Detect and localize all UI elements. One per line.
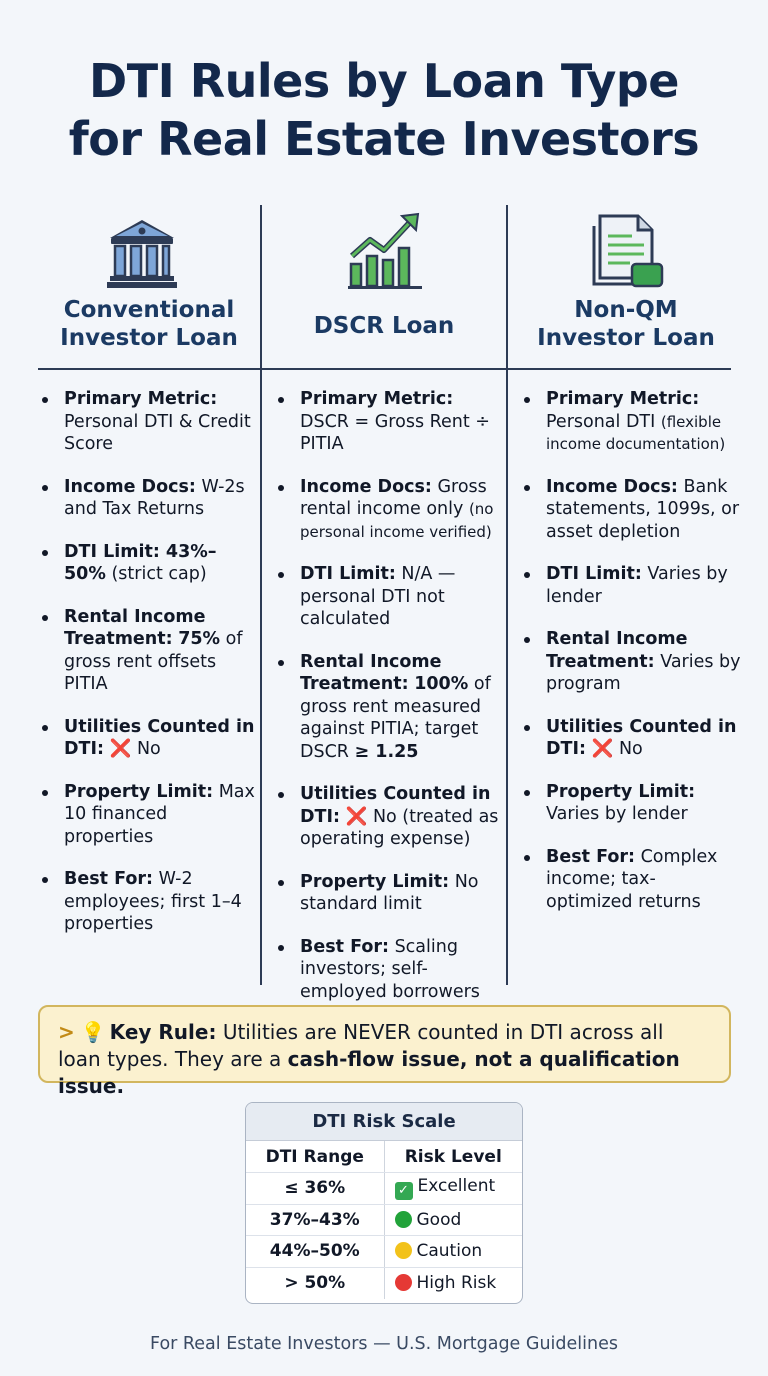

----------------------------------------

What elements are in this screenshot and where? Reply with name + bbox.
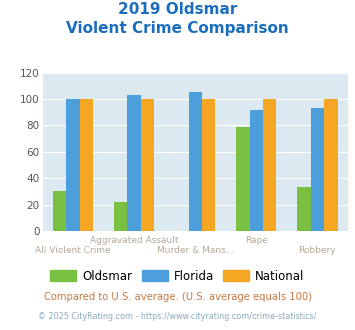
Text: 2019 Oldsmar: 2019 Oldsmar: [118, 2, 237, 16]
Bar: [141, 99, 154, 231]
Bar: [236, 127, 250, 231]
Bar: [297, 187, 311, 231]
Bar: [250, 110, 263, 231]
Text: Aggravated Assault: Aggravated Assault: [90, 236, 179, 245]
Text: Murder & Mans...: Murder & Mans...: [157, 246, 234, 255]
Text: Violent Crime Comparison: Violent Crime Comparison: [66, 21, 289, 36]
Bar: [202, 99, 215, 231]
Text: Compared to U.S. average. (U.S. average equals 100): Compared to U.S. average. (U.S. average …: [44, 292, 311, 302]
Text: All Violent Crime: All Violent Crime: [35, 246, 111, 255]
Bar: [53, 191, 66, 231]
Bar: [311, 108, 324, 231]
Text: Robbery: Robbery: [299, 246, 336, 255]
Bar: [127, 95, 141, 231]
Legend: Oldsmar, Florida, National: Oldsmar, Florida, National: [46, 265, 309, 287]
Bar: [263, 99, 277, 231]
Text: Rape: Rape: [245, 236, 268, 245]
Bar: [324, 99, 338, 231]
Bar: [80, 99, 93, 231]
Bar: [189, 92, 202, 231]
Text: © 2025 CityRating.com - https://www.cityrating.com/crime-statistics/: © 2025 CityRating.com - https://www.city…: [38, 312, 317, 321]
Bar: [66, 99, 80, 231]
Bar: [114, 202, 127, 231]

----------------------------------------

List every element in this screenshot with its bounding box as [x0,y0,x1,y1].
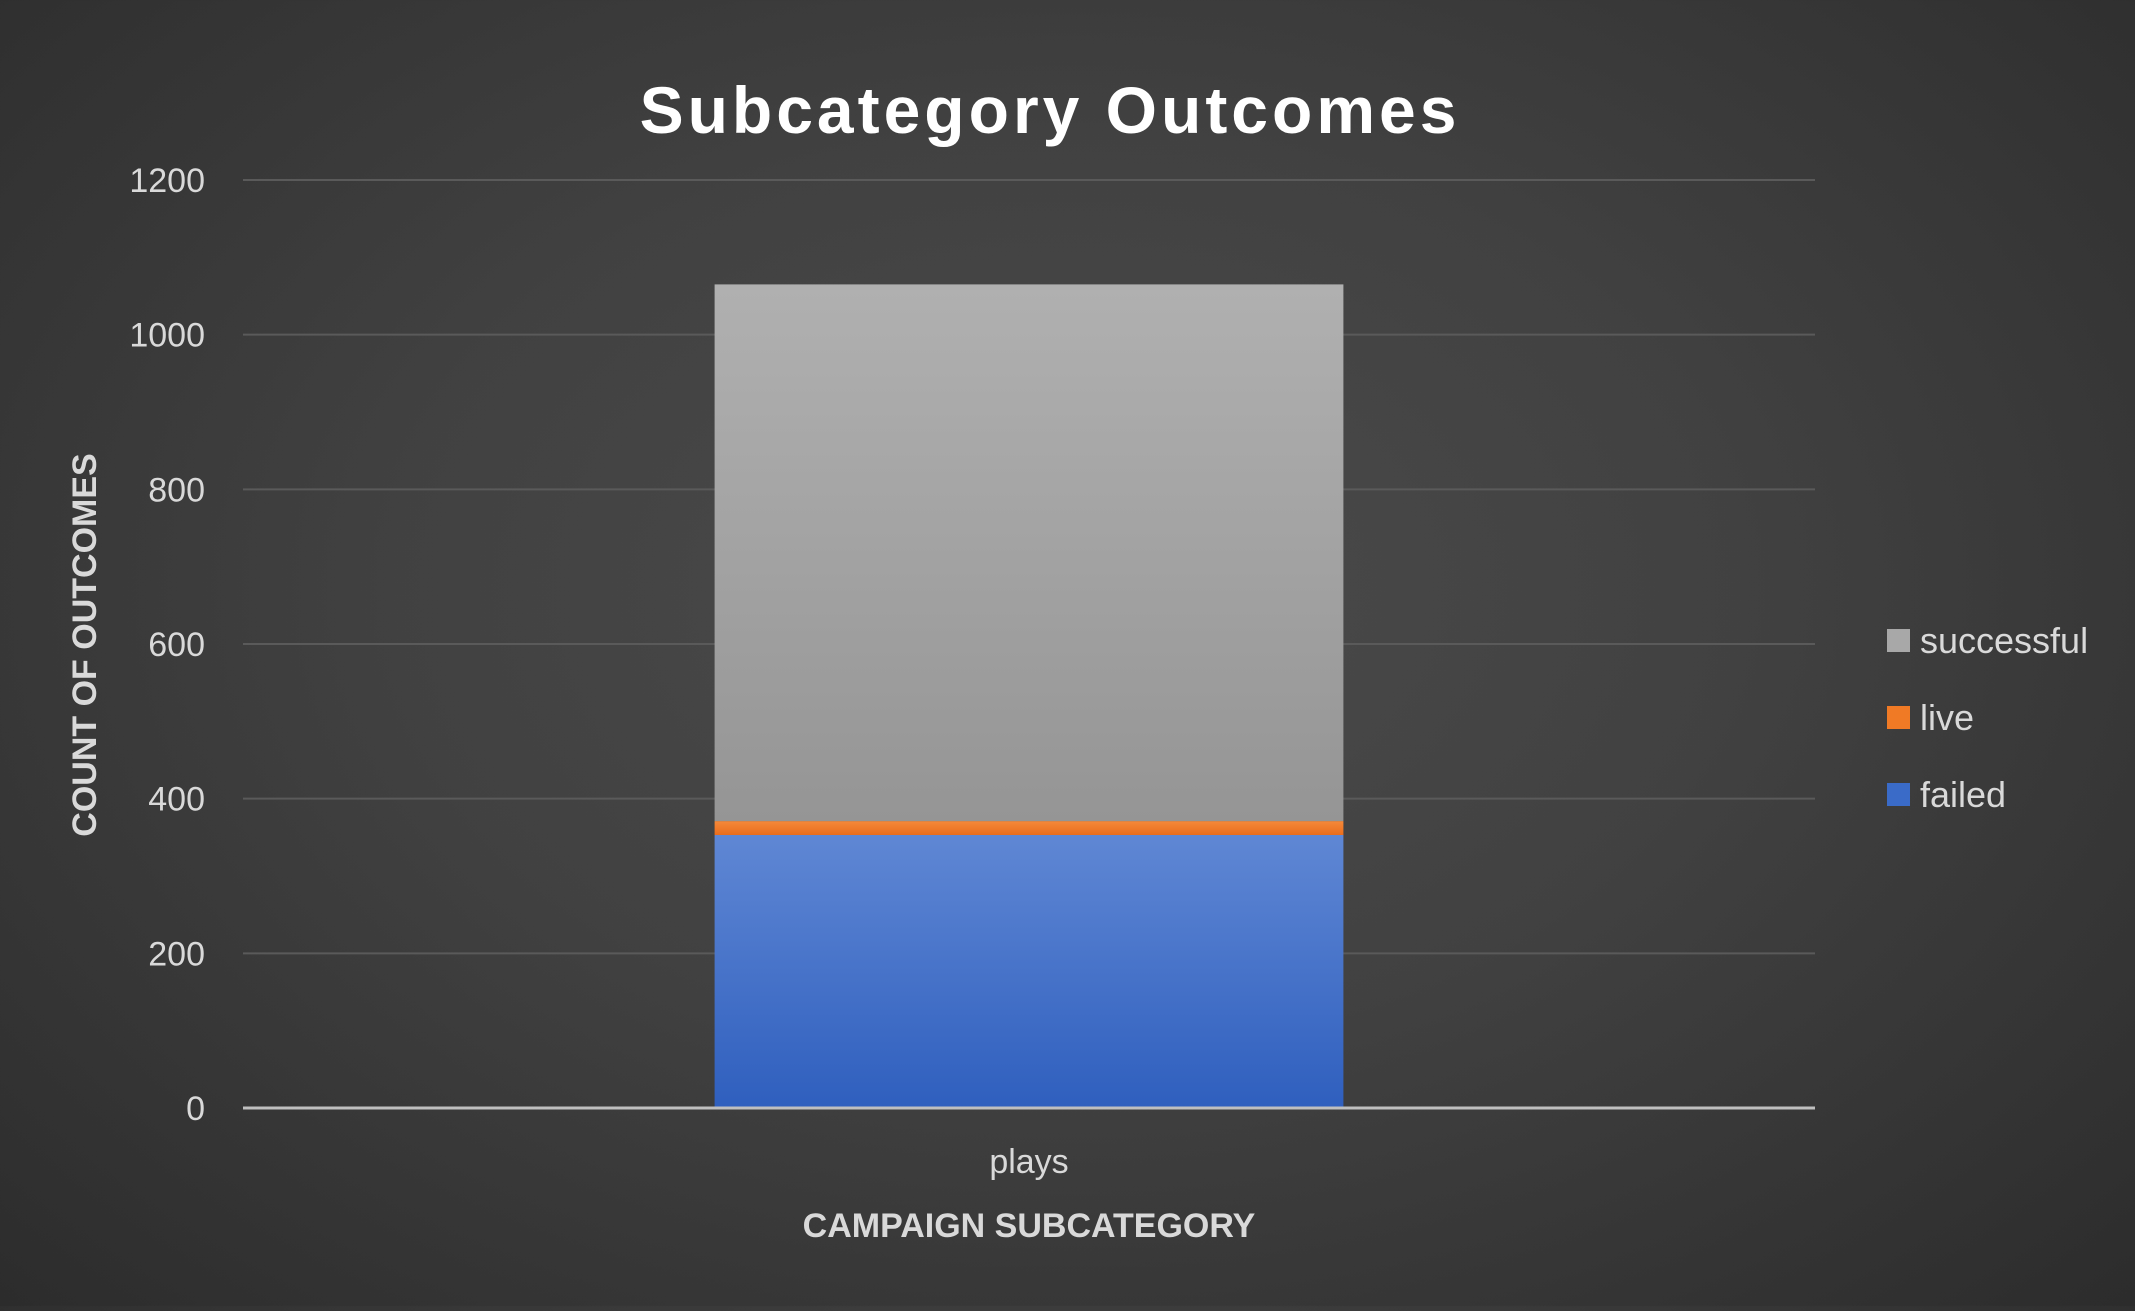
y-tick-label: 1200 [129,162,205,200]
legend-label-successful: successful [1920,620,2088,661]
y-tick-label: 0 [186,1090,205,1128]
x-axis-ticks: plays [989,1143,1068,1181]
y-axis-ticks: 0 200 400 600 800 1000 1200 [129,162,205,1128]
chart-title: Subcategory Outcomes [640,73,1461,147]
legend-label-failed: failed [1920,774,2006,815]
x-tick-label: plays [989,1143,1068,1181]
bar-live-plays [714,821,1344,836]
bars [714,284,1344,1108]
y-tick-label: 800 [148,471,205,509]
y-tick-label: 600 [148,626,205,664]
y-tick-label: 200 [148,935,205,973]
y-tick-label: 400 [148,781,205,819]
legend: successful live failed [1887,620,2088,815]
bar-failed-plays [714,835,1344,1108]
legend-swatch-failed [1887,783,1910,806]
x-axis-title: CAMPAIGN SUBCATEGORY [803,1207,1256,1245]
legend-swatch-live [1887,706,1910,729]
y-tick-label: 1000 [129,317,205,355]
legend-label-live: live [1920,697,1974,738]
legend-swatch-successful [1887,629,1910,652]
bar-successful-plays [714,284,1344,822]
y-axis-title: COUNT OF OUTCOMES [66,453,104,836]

----------------------------------------

▶ _What you need to do_: Quote the entries from the line containing "List every element" through the line containing "chart-title: Subcategory Outcomes", including both of those lines, and leave out the picture.

▶ _Output of the task_:
List every element in this screenshot with its bounding box as [x0,y0,x1,y1].
y-tick-label: 1200 [129,162,205,200]
legend-label-successful: successful [1920,620,2088,661]
y-tick-label: 0 [186,1090,205,1128]
x-axis-ticks: plays [989,1143,1068,1181]
y-axis-ticks: 0 200 400 600 800 1000 1200 [129,162,205,1128]
chart-title: Subcategory Outcomes [640,73,1461,147]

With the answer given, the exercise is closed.